A block of data

----

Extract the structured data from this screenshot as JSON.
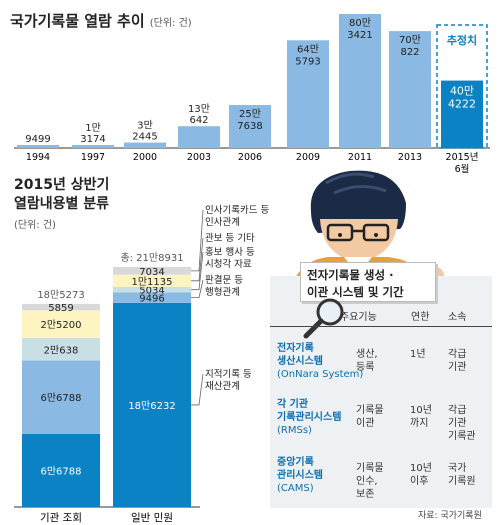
{
  "chart_data": [
    {
      "type": "bar",
      "title": "국가기록물 열람 추이",
      "unit": "(단위: 건)",
      "categories": [
        "1994",
        "1997",
        "2000",
        "2003",
        "2006",
        "2009",
        "2011",
        "2013",
        "2015년 6월"
      ],
      "values": [
        9499,
        13174,
        32445,
        130642,
        257638,
        645793,
        803421,
        700822,
        404222
      ],
      "labels": [
        [
          "9499"
        ],
        [
          "1만",
          "3174"
        ],
        [
          "3만",
          "2445"
        ],
        [
          "13만",
          "642"
        ],
        [
          "25만",
          "7638"
        ],
        [
          "64만",
          "5793"
        ],
        [
          "80만",
          "3421"
        ],
        [
          "70만",
          "822"
        ],
        [
          "40만",
          "4222"
        ]
      ],
      "estimate_label": "추정치",
      "colors": {
        "bar": "#8ab9e3",
        "bar_last": "#0a82c4",
        "estimate": "#0a82c4"
      }
    },
    {
      "type": "bar",
      "stacked": true,
      "title": [
        "2015년 상반기",
        "열람내용별 분류"
      ],
      "unit": "(단위: 건)",
      "categories": [
        "기관 조회",
        "일반 민원"
      ],
      "totals": [
        "18만5273",
        "총: 21만8931"
      ],
      "series": [
        {
          "name": "지적기록 등 재산관계",
          "values": [
            66788,
            186232
          ],
          "labels": [
            "6만6788",
            "18만6232"
          ],
          "color": "#0a82c4"
        },
        {
          "name": "시청각 자료",
          "values": [
            66788,
            9496
          ],
          "labels": [
            "6만6788",
            "9496"
          ],
          "color": "#8ab9e3"
        },
        {
          "name": "판결문 등 행형관계",
          "values": [
            20638,
            0
          ],
          "labels": [
            "2만638",
            ""
          ],
          "color": "#c9dfe6"
        },
        {
          "name": "홍보 행사 등",
          "values": [
            0,
            5034
          ],
          "labels": [
            "",
            "5034"
          ],
          "color": "#c9dfe6"
        },
        {
          "name": "관보 등 기타",
          "values": [
            25200,
            11135
          ],
          "labels": [
            "2만5200",
            "1만1135"
          ],
          "color": "#fdf4c2"
        },
        {
          "name": "인사기록카드 등 인사관계",
          "values": [
            5859,
            7034
          ],
          "labels": [
            "5859",
            "7034"
          ],
          "color": "#d9d9d9"
        }
      ],
      "right_labels": [
        "인사기록카드 등",
        "인사관계",
        "관보 등 기타",
        "홍보 행사 등",
        "시청각 자료",
        "판결문 등",
        "행형관계",
        "지적기록 등",
        "재산관계"
      ]
    }
  ],
  "infobox": {
    "title_line1": "전자기록물 생성 ·",
    "title_line2": "이관 시스템 및 기간",
    "headers": [
      "주요기능",
      "연한",
      "소속"
    ],
    "rows": [
      {
        "name": [
          "전자기록",
          "생산시스템"
        ],
        "sub": "(OnNara System)",
        "function": [
          "생산,",
          "등록"
        ],
        "period": [
          "1년"
        ],
        "org": [
          "각급",
          "기관"
        ]
      },
      {
        "name": [
          "각 기관",
          "기록관리시스템"
        ],
        "sub": "(RMSs)",
        "function": [
          "기록물",
          "이관"
        ],
        "period": [
          "10년",
          "까지"
        ],
        "org": [
          "각급",
          "기관",
          "기록관"
        ]
      },
      {
        "name": [
          "중앙기록",
          "관리시스템"
        ],
        "sub": "(CAMS)",
        "function": [
          "기록물",
          "인수,",
          "보존"
        ],
        "period": [
          "10년",
          "이후"
        ],
        "org": [
          "국가",
          "기록원"
        ]
      }
    ]
  },
  "source": "자료: 국가기록원"
}
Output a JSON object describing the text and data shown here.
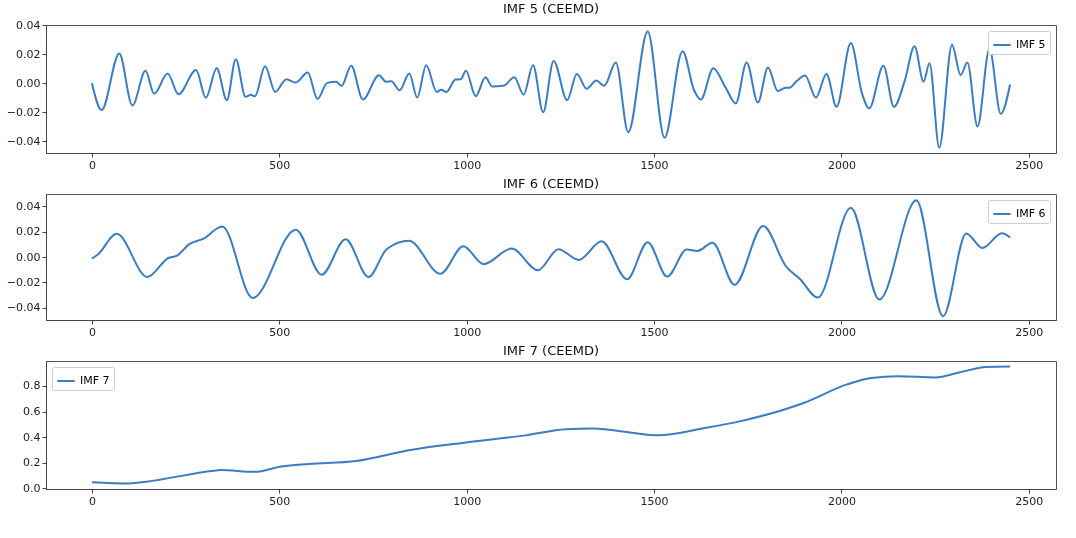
{
  "chart_data": [
    {
      "type": "line",
      "title": "IMF 5 (CEEMD)",
      "legend": "top right",
      "grid": false,
      "xlim": [
        -122.5,
        2572.5
      ],
      "ylim": [
        -0.048,
        0.04
      ],
      "xticks": [
        0,
        500,
        1000,
        1500,
        2000,
        2500
      ],
      "yticks": [
        {
          "value": -0.04,
          "label": "−0.04"
        },
        {
          "value": -0.02,
          "label": "−0.02"
        },
        {
          "value": 0,
          "label": "0.00"
        },
        {
          "value": 0.02,
          "label": "0.02"
        },
        {
          "value": 0.04,
          "label": "0.04"
        }
      ],
      "series": [
        {
          "name": "IMF 5",
          "color": "#3b7dc0",
          "x": [
            0,
            26,
            73,
            108,
            143,
            166,
            202,
            231,
            278,
            304,
            333,
            360,
            384,
            410,
            424,
            435,
            462,
            489,
            519,
            543,
            576,
            602,
            628,
            652,
            666,
            692,
            723,
            766,
            785,
            799,
            821,
            847,
            868,
            892,
            920,
            932,
            946,
            970,
            984,
            998,
            1024,
            1050,
            1068,
            1098,
            1127,
            1152,
            1177,
            1204,
            1232,
            1268,
            1294,
            1320,
            1346,
            1367,
            1398,
            1431,
            1483,
            1528,
            1576,
            1607,
            1625,
            1658,
            1691,
            1718,
            1747,
            1777,
            1804,
            1830,
            1851,
            1861,
            1880,
            1903,
            1932,
            1960,
            1987,
            2025,
            2055,
            2074,
            2112,
            2140,
            2169,
            2195,
            2219,
            2235,
            2261,
            2295,
            2318,
            2336,
            2363,
            2395,
            2425,
            2450
          ],
          "values": [
            0,
            -0.0184,
            0.0204,
            -0.0153,
            0.0085,
            -0.0072,
            0.0067,
            -0.0076,
            0.009,
            -0.01,
            0.0103,
            -0.0117,
            0.0164,
            -0.0094,
            -0.008,
            -0.009,
            0.0117,
            -0.006,
            0.0027,
            0.0004,
            0.0074,
            -0.0108,
            0.0002,
            0.0009,
            -0.0018,
            0.0119,
            -0.0112,
            0.0054,
            0.0009,
            0.0013,
            -0.0049,
            0.0067,
            -0.0099,
            0.0124,
            -0.006,
            -0.0045,
            -0.006,
            0.0025,
            0.0027,
            0.0085,
            -0.009,
            0.004,
            -0.0022,
            -0.0018,
            0.004,
            -0.0079,
            0.0124,
            -0.02,
            0.0153,
            -0.0117,
            0.0063,
            -0.0038,
            0.0018,
            -0.0018,
            0.0142,
            -0.0337,
            0.0355,
            -0.0375,
            0.022,
            -0.005,
            -0.0112,
            0.0103,
            -0.0031,
            -0.0139,
            0.0142,
            -0.0133,
            0.0108,
            -0.0054,
            -0.0031,
            -0.0031,
            0.0013,
            0.0052,
            -0.0099,
            0.0063,
            -0.0162,
            0.0276,
            -0.0072,
            -0.0173,
            0.0119,
            -0.0162,
            0.0018,
            0.0254,
            0.0011,
            0.0137,
            -0.0443,
            0.0265,
            0.0056,
            0.0142,
            -0.0297,
            0.0236,
            -0.0211,
            -0.0009
          ]
        }
      ]
    },
    {
      "type": "line",
      "title": "IMF 6 (CEEMD)",
      "legend": "top right",
      "grid": false,
      "xlim": [
        -122.5,
        2572.5
      ],
      "ylim": [
        -0.0495,
        0.0495
      ],
      "xticks": [
        0,
        500,
        1000,
        1500,
        2000,
        2500
      ],
      "yticks": [
        {
          "value": -0.04,
          "label": "−0.04"
        },
        {
          "value": -0.02,
          "label": "−0.02"
        },
        {
          "value": 0,
          "label": "0.00"
        },
        {
          "value": 0.02,
          "label": "0.02"
        },
        {
          "value": 0.04,
          "label": "0.04"
        }
      ],
      "series": [
        {
          "name": "IMF 6",
          "color": "#3b7dc0",
          "x": [
            0,
            16,
            66,
            148,
            204,
            227,
            260,
            298,
            348,
            429,
            544,
            613,
            677,
            738,
            787,
            846,
            930,
            991,
            1045,
            1120,
            1190,
            1245,
            1299,
            1360,
            1428,
            1483,
            1535,
            1587,
            1616,
            1656,
            1715,
            1791,
            1852,
            1890,
            1937,
            2025,
            2101,
            2200,
            2271,
            2333,
            2376,
            2428,
            2450
          ],
          "values": [
            -0.0013,
            0.002,
            0.0182,
            -0.0157,
            -0.0008,
            0.001,
            0.0101,
            0.0144,
            0.024,
            -0.0322,
            0.0215,
            -0.0139,
            0.0139,
            -0.0157,
            0.0063,
            0.0127,
            -0.0132,
            0.0084,
            -0.0056,
            0.0066,
            -0.0104,
            0.0061,
            -0.0023,
            0.0124,
            -0.0175,
            0.0116,
            -0.0154,
            0.0058,
            0.0048,
            0.0111,
            -0.0218,
            0.0243,
            -0.0073,
            -0.0175,
            -0.0319,
            0.0387,
            -0.0334,
            0.0446,
            -0.0466,
            0.0185,
            0.0071,
            0.0187,
            0.0154
          ]
        }
      ]
    },
    {
      "type": "line",
      "title": "IMF 7 (CEEMD)",
      "legend": "top left",
      "grid": false,
      "xlim": [
        -122.5,
        2572.5
      ],
      "ylim": [
        -0.005,
        0.995
      ],
      "xticks": [
        0,
        500,
        1000,
        1500,
        2000,
        2500
      ],
      "yticks": [
        {
          "value": 0,
          "label": "0.0"
        },
        0.2,
        0.4,
        0.6,
        0.8
      ],
      "series": [
        {
          "name": "IMF 7",
          "color": "#3b7dc0",
          "x": [
            0,
            99,
            145,
            325,
            343,
            434,
            506,
            579,
            705,
            850,
            994,
            1157,
            1266,
            1338,
            1447,
            1510,
            1628,
            1737,
            1899,
            2017,
            2079,
            2151,
            2251,
            2314,
            2386,
            2450
          ],
          "values": [
            0.048,
            0.038,
            0.052,
            0.138,
            0.143,
            0.129,
            0.171,
            0.19,
            0.214,
            0.3,
            0.357,
            0.414,
            0.462,
            0.467,
            0.433,
            0.414,
            0.467,
            0.529,
            0.667,
            0.814,
            0.862,
            0.876,
            0.867,
            0.905,
            0.948,
            0.952
          ]
        }
      ]
    }
  ]
}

----

Each line in the entries above that includes the string "CEEMD" should be extracted.

      "title": "IMF 5 (CEEMD)",
      "title": "IMF 6 (CEEMD)",
      "title": "IMF 7 (CEEMD)",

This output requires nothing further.